Figure data in JSON
======

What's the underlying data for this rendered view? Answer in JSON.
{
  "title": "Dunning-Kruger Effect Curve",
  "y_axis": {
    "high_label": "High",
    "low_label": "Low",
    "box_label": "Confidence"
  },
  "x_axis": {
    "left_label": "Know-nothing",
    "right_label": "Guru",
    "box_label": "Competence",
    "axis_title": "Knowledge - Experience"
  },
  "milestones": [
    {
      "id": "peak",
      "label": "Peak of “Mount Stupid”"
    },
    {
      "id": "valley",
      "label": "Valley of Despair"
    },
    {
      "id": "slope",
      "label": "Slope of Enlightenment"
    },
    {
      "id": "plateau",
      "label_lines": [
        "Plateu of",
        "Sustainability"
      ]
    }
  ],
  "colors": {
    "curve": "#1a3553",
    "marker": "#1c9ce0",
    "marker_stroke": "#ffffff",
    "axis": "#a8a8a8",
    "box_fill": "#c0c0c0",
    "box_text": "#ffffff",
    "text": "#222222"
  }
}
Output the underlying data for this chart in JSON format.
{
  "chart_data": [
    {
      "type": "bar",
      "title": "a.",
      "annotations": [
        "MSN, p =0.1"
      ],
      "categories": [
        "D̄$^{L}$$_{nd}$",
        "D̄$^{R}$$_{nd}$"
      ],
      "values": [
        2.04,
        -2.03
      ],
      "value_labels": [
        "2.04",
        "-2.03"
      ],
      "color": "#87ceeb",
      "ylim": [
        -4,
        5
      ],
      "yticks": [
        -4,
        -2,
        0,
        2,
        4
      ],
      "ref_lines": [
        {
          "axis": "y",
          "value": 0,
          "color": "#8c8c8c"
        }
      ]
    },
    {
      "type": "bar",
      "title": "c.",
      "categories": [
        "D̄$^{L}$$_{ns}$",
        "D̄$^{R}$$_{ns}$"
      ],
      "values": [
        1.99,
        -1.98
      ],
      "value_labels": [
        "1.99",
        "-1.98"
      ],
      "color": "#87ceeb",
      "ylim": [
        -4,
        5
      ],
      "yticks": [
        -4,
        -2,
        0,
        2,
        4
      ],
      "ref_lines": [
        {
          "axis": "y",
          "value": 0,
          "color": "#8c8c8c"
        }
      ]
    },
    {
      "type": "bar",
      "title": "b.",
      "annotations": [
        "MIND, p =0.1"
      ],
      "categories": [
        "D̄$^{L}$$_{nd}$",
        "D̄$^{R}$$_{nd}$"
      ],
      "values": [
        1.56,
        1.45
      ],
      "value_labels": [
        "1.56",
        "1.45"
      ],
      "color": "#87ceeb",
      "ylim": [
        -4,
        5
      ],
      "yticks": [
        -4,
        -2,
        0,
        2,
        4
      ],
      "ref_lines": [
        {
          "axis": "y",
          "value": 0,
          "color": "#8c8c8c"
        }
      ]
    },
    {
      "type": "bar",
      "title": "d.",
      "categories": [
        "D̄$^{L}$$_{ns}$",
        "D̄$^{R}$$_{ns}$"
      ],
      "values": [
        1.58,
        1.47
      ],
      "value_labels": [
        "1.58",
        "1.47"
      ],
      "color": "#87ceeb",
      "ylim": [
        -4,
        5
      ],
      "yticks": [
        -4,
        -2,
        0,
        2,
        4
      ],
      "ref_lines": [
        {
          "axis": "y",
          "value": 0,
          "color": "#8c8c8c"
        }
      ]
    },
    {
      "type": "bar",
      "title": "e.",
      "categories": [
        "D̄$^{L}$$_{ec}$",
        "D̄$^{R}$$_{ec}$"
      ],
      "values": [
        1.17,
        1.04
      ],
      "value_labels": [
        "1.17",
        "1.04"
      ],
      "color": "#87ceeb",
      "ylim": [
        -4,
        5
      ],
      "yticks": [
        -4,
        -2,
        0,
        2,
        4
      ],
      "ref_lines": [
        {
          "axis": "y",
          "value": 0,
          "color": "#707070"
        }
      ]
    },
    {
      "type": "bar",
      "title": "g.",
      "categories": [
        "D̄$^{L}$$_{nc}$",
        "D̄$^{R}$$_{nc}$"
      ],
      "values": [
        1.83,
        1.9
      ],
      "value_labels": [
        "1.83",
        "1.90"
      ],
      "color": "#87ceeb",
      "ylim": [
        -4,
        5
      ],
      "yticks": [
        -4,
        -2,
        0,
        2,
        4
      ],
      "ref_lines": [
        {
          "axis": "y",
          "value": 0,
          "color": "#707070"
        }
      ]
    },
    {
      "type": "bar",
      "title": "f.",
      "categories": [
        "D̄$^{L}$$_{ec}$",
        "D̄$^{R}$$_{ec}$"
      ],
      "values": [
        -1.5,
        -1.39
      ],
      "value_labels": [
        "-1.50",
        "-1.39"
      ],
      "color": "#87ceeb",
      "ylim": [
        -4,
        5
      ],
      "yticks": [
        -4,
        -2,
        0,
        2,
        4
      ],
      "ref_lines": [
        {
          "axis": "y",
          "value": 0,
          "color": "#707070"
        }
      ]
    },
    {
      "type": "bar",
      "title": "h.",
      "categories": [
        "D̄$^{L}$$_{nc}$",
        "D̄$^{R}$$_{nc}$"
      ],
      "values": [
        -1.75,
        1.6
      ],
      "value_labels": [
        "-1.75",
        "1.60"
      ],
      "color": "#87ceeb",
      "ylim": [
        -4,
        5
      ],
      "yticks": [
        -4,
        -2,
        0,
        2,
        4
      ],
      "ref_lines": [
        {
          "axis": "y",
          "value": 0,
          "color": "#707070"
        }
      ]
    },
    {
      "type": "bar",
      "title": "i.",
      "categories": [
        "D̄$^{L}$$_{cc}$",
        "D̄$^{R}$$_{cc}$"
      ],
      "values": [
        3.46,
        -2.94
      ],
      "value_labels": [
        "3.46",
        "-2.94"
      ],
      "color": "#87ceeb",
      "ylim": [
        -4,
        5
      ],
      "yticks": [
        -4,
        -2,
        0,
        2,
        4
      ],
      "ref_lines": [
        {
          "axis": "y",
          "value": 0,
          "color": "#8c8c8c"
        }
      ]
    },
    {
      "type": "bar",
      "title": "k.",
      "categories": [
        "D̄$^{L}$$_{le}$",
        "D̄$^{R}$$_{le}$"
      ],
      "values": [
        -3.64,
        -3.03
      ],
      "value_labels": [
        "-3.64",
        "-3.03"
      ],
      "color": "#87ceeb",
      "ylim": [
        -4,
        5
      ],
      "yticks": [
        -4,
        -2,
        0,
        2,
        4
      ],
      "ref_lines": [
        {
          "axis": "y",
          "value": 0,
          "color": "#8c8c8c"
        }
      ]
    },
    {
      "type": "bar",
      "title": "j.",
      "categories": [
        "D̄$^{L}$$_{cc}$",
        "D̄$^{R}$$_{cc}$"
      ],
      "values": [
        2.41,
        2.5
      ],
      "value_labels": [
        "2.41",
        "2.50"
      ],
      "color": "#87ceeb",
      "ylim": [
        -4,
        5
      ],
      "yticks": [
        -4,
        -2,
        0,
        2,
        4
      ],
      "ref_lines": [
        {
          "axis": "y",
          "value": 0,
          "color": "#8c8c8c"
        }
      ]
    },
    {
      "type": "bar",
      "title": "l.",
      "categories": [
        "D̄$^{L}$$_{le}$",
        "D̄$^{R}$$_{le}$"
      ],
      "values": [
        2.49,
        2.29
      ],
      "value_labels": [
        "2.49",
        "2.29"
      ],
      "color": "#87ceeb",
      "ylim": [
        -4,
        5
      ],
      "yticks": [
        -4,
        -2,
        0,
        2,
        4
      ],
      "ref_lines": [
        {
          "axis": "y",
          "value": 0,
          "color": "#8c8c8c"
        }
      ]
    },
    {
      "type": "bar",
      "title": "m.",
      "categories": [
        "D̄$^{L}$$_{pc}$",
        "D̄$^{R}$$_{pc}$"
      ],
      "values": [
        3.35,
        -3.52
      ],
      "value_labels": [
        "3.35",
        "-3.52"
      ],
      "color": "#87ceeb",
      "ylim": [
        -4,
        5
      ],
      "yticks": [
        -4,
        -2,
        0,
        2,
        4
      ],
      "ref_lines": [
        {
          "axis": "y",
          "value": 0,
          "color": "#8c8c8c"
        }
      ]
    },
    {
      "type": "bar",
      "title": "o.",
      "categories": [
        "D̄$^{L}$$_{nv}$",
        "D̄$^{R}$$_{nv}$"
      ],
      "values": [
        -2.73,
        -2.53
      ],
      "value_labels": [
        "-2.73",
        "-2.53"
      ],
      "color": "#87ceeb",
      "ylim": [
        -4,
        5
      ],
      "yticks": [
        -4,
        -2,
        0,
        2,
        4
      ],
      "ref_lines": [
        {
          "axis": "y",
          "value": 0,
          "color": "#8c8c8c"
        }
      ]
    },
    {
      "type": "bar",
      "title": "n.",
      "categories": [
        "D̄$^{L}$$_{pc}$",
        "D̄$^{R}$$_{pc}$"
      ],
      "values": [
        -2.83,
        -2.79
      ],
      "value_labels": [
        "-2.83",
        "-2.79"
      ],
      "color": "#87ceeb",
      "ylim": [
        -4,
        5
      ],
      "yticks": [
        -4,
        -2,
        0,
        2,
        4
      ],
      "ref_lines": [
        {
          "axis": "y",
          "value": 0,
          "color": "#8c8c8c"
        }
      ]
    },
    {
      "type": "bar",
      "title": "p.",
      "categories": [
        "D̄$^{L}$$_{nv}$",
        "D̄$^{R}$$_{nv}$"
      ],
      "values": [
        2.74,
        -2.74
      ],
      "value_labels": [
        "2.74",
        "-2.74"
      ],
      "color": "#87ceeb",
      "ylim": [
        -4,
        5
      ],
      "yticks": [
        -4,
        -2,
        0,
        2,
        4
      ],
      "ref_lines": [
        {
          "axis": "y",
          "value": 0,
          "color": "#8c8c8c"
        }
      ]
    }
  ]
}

======

■ Goal:
Work through the listing above and report how many lines include the string "underlying", with no other text.

■ Full output:
2